SHORT PROBLEM: Below are the records; copy each line in them that holds the word "Ranking".

GIVEN INFORMATION:
■ ■ ■ ■ ■

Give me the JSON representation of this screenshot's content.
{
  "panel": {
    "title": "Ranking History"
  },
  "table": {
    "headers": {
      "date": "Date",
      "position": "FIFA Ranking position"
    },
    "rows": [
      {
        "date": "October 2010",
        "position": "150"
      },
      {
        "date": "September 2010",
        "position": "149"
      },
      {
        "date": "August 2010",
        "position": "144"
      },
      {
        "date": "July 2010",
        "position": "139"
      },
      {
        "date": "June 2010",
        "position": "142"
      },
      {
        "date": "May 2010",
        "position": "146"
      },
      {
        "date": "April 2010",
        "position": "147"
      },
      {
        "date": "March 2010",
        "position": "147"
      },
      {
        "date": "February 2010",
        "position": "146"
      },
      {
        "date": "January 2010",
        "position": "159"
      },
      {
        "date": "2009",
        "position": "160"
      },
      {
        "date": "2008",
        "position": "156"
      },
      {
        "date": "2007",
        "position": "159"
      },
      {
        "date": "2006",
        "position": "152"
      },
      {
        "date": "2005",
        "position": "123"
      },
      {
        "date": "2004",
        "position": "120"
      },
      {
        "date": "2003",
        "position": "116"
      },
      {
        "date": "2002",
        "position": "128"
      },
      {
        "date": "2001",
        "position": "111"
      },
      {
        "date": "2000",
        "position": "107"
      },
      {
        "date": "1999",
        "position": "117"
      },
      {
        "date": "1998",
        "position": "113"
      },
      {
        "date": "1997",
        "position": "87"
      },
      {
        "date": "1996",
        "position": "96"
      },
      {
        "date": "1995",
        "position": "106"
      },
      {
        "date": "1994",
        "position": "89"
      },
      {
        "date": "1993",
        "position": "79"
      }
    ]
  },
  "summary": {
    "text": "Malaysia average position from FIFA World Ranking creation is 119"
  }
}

■ ■ ■ ■ ■

WORKED SOLUTION:
    "title": "Ranking History"
      "position": "FIFA Ranking position"
    "text": "Malaysia average position from FIFA World Ranking creation is 119"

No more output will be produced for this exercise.